------ INFORMATION PROVIDED
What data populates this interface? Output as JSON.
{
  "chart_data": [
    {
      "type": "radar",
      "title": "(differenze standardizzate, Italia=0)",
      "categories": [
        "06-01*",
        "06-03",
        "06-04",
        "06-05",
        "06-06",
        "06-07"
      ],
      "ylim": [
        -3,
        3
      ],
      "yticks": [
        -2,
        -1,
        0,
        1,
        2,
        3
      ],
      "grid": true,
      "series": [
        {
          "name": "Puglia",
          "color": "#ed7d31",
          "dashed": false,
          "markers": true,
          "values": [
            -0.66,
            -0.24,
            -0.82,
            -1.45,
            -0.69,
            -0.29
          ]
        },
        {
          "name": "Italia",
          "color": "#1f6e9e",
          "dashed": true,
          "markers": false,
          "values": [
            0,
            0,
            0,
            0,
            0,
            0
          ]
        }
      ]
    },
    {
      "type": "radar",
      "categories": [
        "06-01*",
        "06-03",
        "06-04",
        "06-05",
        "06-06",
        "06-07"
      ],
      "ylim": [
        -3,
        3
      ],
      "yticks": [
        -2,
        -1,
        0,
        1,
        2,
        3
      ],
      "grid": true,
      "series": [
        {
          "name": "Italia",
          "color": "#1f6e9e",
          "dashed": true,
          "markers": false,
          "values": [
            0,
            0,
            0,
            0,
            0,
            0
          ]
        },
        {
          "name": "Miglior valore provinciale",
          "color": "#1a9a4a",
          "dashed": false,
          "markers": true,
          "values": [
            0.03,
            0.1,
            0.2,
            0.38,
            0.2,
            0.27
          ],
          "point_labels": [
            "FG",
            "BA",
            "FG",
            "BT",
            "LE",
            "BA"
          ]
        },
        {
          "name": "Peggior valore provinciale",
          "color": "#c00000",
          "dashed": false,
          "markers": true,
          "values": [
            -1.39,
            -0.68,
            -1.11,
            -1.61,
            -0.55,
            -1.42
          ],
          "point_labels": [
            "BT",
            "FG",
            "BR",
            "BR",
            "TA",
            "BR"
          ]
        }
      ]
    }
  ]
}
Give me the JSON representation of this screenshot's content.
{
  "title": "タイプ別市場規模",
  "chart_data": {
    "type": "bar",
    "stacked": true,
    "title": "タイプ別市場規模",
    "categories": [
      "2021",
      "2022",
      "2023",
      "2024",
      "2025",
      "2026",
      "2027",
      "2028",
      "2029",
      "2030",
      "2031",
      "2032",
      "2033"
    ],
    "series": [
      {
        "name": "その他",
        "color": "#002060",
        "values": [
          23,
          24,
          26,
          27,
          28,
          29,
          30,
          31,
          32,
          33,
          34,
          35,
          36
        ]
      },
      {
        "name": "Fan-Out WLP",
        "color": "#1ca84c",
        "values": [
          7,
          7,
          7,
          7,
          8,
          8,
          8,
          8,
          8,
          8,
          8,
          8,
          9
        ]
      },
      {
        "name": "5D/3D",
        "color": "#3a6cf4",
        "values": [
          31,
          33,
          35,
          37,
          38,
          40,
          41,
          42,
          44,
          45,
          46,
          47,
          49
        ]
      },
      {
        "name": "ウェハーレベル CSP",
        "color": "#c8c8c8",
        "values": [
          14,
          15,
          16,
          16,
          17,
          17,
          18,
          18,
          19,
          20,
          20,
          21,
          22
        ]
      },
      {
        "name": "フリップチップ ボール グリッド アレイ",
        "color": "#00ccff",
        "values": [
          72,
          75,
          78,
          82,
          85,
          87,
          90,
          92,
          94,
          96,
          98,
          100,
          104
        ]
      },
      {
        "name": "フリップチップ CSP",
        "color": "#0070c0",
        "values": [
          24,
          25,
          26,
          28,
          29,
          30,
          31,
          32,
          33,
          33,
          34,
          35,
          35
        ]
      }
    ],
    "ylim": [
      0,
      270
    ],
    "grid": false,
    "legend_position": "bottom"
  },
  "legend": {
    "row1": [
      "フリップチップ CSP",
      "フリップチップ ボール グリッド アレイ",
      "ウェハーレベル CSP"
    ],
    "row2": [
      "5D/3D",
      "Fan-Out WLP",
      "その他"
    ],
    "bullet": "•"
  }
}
------------
### DO THIS
Retype the material in full. Each word must match.

### TASK RESULT
What data populates this interface? Output as JSON.
{
  "chart_data": [
    {
      "type": "radar",
      "title": "(differenze standardizzate, Italia=0)",
      "categories": [
        "06-01*",
        "06-03",
        "06-04",
        "06-05",
        "06-06",
        "06-07"
      ],
      "ylim": [
        -3,
        3
      ],
      "yticks": [
        -2,
        -1,
        0,
        1,
        2,
        3
      ],
      "grid": true,
      "series": [
        {
          "name": "Puglia",
          "color": "#ed7d31",
          "dashed": false,
          "markers": true,
          "values": [
            -0.66,
            -0.24,
            -0.82,
            -1.45,
            -0.69,
            -0.29
          ]
        },
        {
          "name": "Italia",
          "color": "#1f6e9e",
          "dashed": true,
          "markers": false,
          "values": [
            0,
            0,
            0,
            0,
            0,
            0
          ]
        }
      ]
    },
    {
      "type": "radar",
      "categories": [
        "06-01*",
        "06-03",
        "06-04",
        "06-05",
        "06-06",
        "06-07"
      ],
      "ylim": [
        -3,
        3
      ],
      "yticks": [
        -2,
        -1,
        0,
        1,
        2,
        3
      ],
      "grid": true,
      "series": [
        {
          "name": "Italia",
          "color": "#1f6e9e",
          "dashed": true,
          "markers": false,
          "values": [
            0,
            0,
            0,
            0,
            0,
            0
          ]
        },
        {
          "name": "Miglior valore provinciale",
          "color": "#1a9a4a",
          "dashed": false,
          "markers": true,
          "values": [
            0.03,
            0.1,
            0.2,
            0.38,
            0.2,
            0.27
          ],
          "point_labels": [
            "FG",
            "BA",
            "FG",
            "BT",
            "LE",
            "BA"
          ]
        },
        {
          "name": "Peggior valore provinciale",
          "color": "#c00000",
          "dashed": false,
          "markers": true,
          "values": [
            -1.39,
            -0.68,
            -1.11,
            -1.61,
            -0.55,
            -1.42
          ],
          "point_labels": [
            "BT",
            "FG",
            "BR",
            "BR",
            "TA",
            "BR"
          ]
        }
      ]
    }
  ]
}
Give me the JSON representation of this screenshot's content.
{
  "title": "タイプ別市場規模",
  "chart_data": {
    "type": "bar",
    "stacked": true,
    "title": "タイプ別市場規模",
    "categories": [
      "2021",
      "2022",
      "2023",
      "2024",
      "2025",
      "2026",
      "2027",
      "2028",
      "2029",
      "2030",
      "2031",
      "2032",
      "2033"
    ],
    "series": [
      {
        "name": "その他",
        "color": "#002060",
        "values": [
          23,
          24,
          26,
          27,
          28,
          29,
          30,
          31,
          32,
          33,
          34,
          35,
          36
        ]
      },
      {
        "name": "Fan-Out WLP",
        "color": "#1ca84c",
        "values": [
          7,
          7,
          7,
          7,
          8,
          8,
          8,
          8,
          8,
          8,
          8,
          8,
          9
        ]
      },
      {
        "name": "5D/3D",
        "color": "#3a6cf4",
        "values": [
          31,
          33,
          35,
          37,
          38,
          40,
          41,
          42,
          44,
          45,
          46,
          47,
          49
        ]
      },
      {
        "name": "ウェハーレベル CSP",
        "color": "#c8c8c8",
        "values": [
          14,
          15,
          16,
          16,
          17,
          17,
          18,
          18,
          19,
          20,
          20,
          21,
          22
        ]
      },
      {
        "name": "フリップチップ ボール グリッド アレイ",
        "color": "#00ccff",
        "values": [
          72,
          75,
          78,
          82,
          85,
          87,
          90,
          92,
          94,
          96,
          98,
          100,
          104
        ]
      },
      {
        "name": "フリップチップ CSP",
        "color": "#0070c0",
        "values": [
          24,
          25,
          26,
          28,
          29,
          30,
          31,
          32,
          33,
          33,
          34,
          35,
          35
        ]
      }
    ],
    "ylim": [
      0,
      270
    ],
    "grid": false,
    "legend_position": "bottom"
  },
  "legend": {
    "row1": [
      "フリップチップ CSP",
      "フリップチップ ボール グリッド アレイ",
      "ウェハーレベル CSP"
    ],
    "row2": [
      "5D/3D",
      "Fan-Out WLP",
      "その他"
    ],
    "bullet": "•"
  }
}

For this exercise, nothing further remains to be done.